| WORK TO BE COMPLETED |
What follows is a set of entries. Give them again exactly, without the pictures.

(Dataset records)
........

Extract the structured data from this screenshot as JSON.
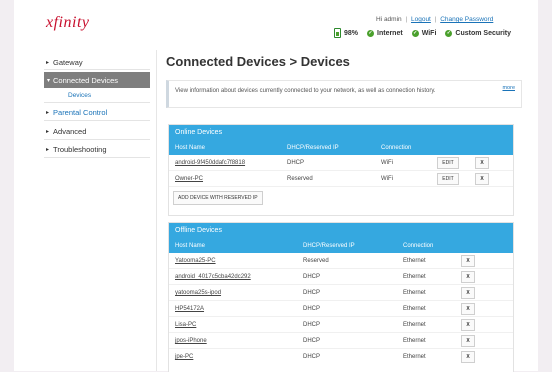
{
  "header": {
    "logo": "xfinity",
    "greeting": "Hi admin",
    "logout": "Logout",
    "change_password": "Change Password",
    "separator": "|",
    "battery": "98%",
    "internet": "Internet",
    "wifi": "WiFi",
    "security": "Custom Security"
  },
  "sidebar": {
    "gateway": "Gateway",
    "connected_devices": "Connected Devices",
    "devices": "Devices",
    "parental_control": "Parental Control",
    "advanced": "Advanced",
    "troubleshooting": "Troubleshooting"
  },
  "main": {
    "title": "Connected Devices > Devices",
    "info": "View information about devices currently connected to your network, as well as connection history.",
    "more": "more"
  },
  "online": {
    "title": "Online Devices",
    "headers": {
      "host": "Host Name",
      "dhcp": "DHCP/Reserved IP",
      "connection": "Connection"
    },
    "rows": [
      {
        "host": "android-9f450ddafc7f8818",
        "dhcp": "DHCP",
        "connection": "WiFi",
        "edit": "EDIT",
        "x": "X"
      },
      {
        "host": "Owner-PC",
        "dhcp": "Reserved",
        "connection": "WiFi",
        "edit": "EDIT",
        "x": "X"
      }
    ],
    "add_button": "ADD DEVICE WITH RESERVED IP"
  },
  "offline": {
    "title": "Offline Devices",
    "headers": {
      "host": "Host Name",
      "dhcp": "DHCP/Reserved IP",
      "connection": "Connection"
    },
    "rows": [
      {
        "host": "Yatooma25-PC",
        "dhcp": "Reserved",
        "connection": "Ethernet",
        "x": "X"
      },
      {
        "host": "android_4017c5cba42dc292",
        "dhcp": "DHCP",
        "connection": "Ethernet",
        "x": "X"
      },
      {
        "host": "yatooma25s-ipod",
        "dhcp": "DHCP",
        "connection": "Ethernet",
        "x": "X"
      },
      {
        "host": "HP54172A",
        "dhcp": "DHCP",
        "connection": "Ethernet",
        "x": "X"
      },
      {
        "host": "Lisa-PC",
        "dhcp": "DHCP",
        "connection": "Ethernet",
        "x": "X"
      },
      {
        "host": "jpos-iPhone",
        "dhcp": "DHCP",
        "connection": "Ethernet",
        "x": "X"
      },
      {
        "host": "jpe-PC",
        "dhcp": "DHCP",
        "connection": "Ethernet",
        "x": "X"
      }
    ]
  }
}
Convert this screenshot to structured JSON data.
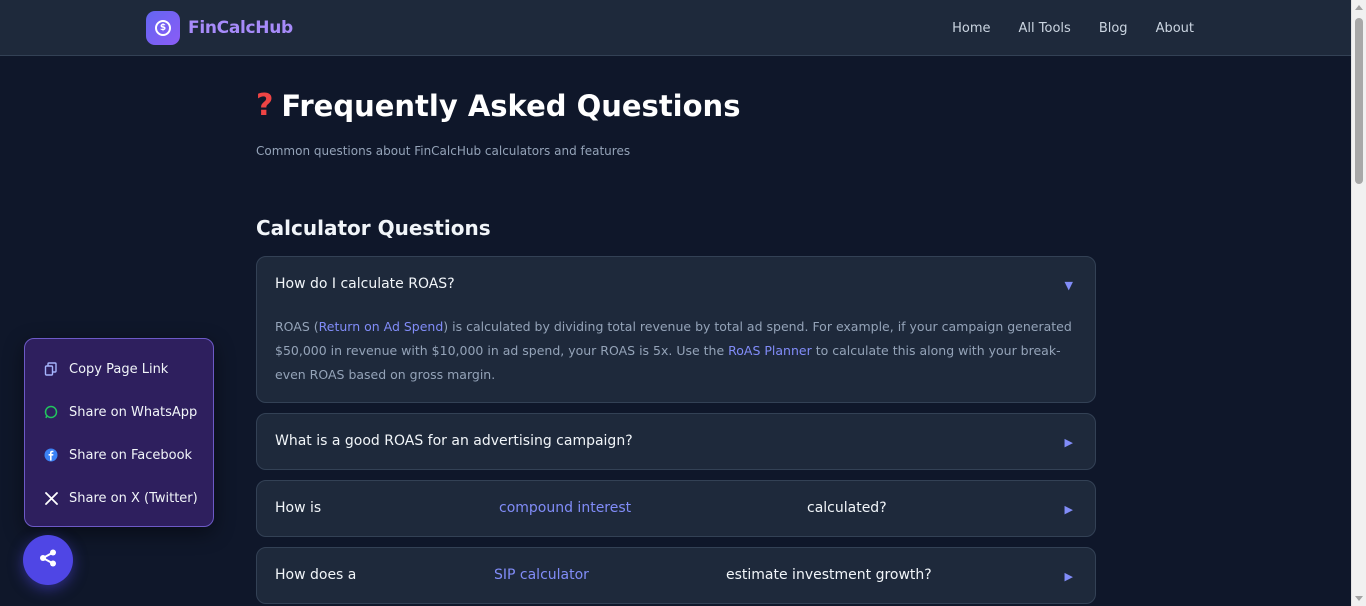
{
  "brand": {
    "name": "FinCalcHub",
    "icon": "dollar-coin-icon"
  },
  "nav": {
    "home": "Home",
    "tools": "All Tools",
    "blog": "Blog",
    "about": "About"
  },
  "page": {
    "title": "Frequently Asked Questions",
    "subtitle": "Common questions about FinCalcHub calculators and features",
    "section": "Calculator Questions"
  },
  "faq": [
    {
      "question": "How do I calculate ROAS?",
      "expanded": true,
      "answer": {
        "p1": "ROAS (",
        "link1": "Return on Ad Spend",
        "p2": ") is calculated by dividing total revenue by total ad spend. For example, if your campaign generated $50,000 in revenue with $10,000 in ad spend, your ROAS is 5x. Use the ",
        "link2": "RoAS Planner",
        "p3": " to calculate this along with your break-even ROAS based on gross margin."
      }
    },
    {
      "question": "What is a good ROAS for an advertising campaign?",
      "expanded": false
    },
    {
      "q_before": "How is",
      "q_link": "compound interest",
      "q_after": "calculated?",
      "expanded": false
    },
    {
      "q_before": "How does a",
      "q_link": "SIP calculator",
      "q_after": "estimate investment growth?",
      "expanded": false
    }
  ],
  "share": {
    "copy": "Copy Page Link",
    "whatsapp": "Share on WhatsApp",
    "facebook": "Share on Facebook",
    "x": "Share on X (Twitter)"
  },
  "colors": {
    "bg": "#0f172a",
    "card": "#1e293b",
    "accent": "#818cf8",
    "share_bg": "#2e1f5e"
  }
}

........

| RESPONSE |
Extract the structured data from this screenshot as JSON.
{
  "header": {
    "logo": "xfinity",
    "greeting": "Hi admin",
    "logout": "Logout",
    "change_password": "Change Password",
    "separator": "|",
    "battery": "98%",
    "internet": "Internet",
    "wifi": "WiFi",
    "security": "Custom Security"
  },
  "sidebar": {
    "gateway": "Gateway",
    "connected_devices": "Connected Devices",
    "devices": "Devices",
    "parental_control": "Parental Control",
    "advanced": "Advanced",
    "troubleshooting": "Troubleshooting"
  },
  "main": {
    "title": "Connected Devices > Devices",
    "info": "View information about devices currently connected to your network, as well as connection history.",
    "more": "more"
  },
  "online": {
    "title": "Online Devices",
    "headers": {
      "host": "Host Name",
      "dhcp": "DHCP/Reserved IP",
      "connection": "Connection"
    },
    "rows": [
      {
        "host": "android-9f450ddafc7f8818",
        "dhcp": "DHCP",
        "connection": "WiFi",
        "edit": "EDIT",
        "x": "X"
      },
      {
        "host": "Owner-PC",
        "dhcp": "Reserved",
        "connection": "WiFi",
        "edit": "EDIT",
        "x": "X"
      }
    ],
    "add_button": "ADD DEVICE WITH RESERVED IP"
  },
  "offline": {
    "title": "Offline Devices",
    "headers": {
      "host": "Host Name",
      "dhcp": "DHCP/Reserved IP",
      "connection": "Connection"
    },
    "rows": [
      {
        "host": "Yatooma25-PC",
        "dhcp": "Reserved",
        "connection": "Ethernet",
        "x": "X"
      },
      {
        "host": "android_4017c5cba42dc292",
        "dhcp": "DHCP",
        "connection": "Ethernet",
        "x": "X"
      },
      {
        "host": "yatooma25s-ipod",
        "dhcp": "DHCP",
        "connection": "Ethernet",
        "x": "X"
      },
      {
        "host": "HP54172A",
        "dhcp": "DHCP",
        "connection": "Ethernet",
        "x": "X"
      },
      {
        "host": "Lisa-PC",
        "dhcp": "DHCP",
        "connection": "Ethernet",
        "x": "X"
      },
      {
        "host": "jpos-iPhone",
        "dhcp": "DHCP",
        "connection": "Ethernet",
        "x": "X"
      },
      {
        "host": "jpe-PC",
        "dhcp": "DHCP",
        "connection": "Ethernet",
        "x": "X"
      }
    ]
  }
}
Convert this screenshot to structured JSON data.
{
  "brand": {
    "name": "FinCalcHub",
    "icon": "dollar-coin-icon"
  },
  "nav": {
    "home": "Home",
    "tools": "All Tools",
    "blog": "Blog",
    "about": "About"
  },
  "page": {
    "title": "Frequently Asked Questions",
    "subtitle": "Common questions about FinCalcHub calculators and features",
    "section": "Calculator Questions"
  },
  "faq": [
    {
      "question": "How do I calculate ROAS?",
      "expanded": true,
      "answer": {
        "p1": "ROAS (",
        "link1": "Return on Ad Spend",
        "p2": ") is calculated by dividing total revenue by total ad spend. For example, if your campaign generated $50,000 in revenue with $10,000 in ad spend, your ROAS is 5x. Use the ",
        "link2": "RoAS Planner",
        "p3": " to calculate this along with your break-even ROAS based on gross margin."
      }
    },
    {
      "question": "What is a good ROAS for an advertising campaign?",
      "expanded": false
    },
    {
      "q_before": "How is",
      "q_link": "compound interest",
      "q_after": "calculated?",
      "expanded": false
    },
    {
      "q_before": "How does a",
      "q_link": "SIP calculator",
      "q_after": "estimate investment growth?",
      "expanded": false
    }
  ],
  "share": {
    "copy": "Copy Page Link",
    "whatsapp": "Share on WhatsApp",
    "facebook": "Share on Facebook",
    "x": "Share on X (Twitter)"
  },
  "colors": {
    "bg": "#0f172a",
    "card": "#1e293b",
    "accent": "#818cf8",
    "share_bg": "#2e1f5e"
  }
}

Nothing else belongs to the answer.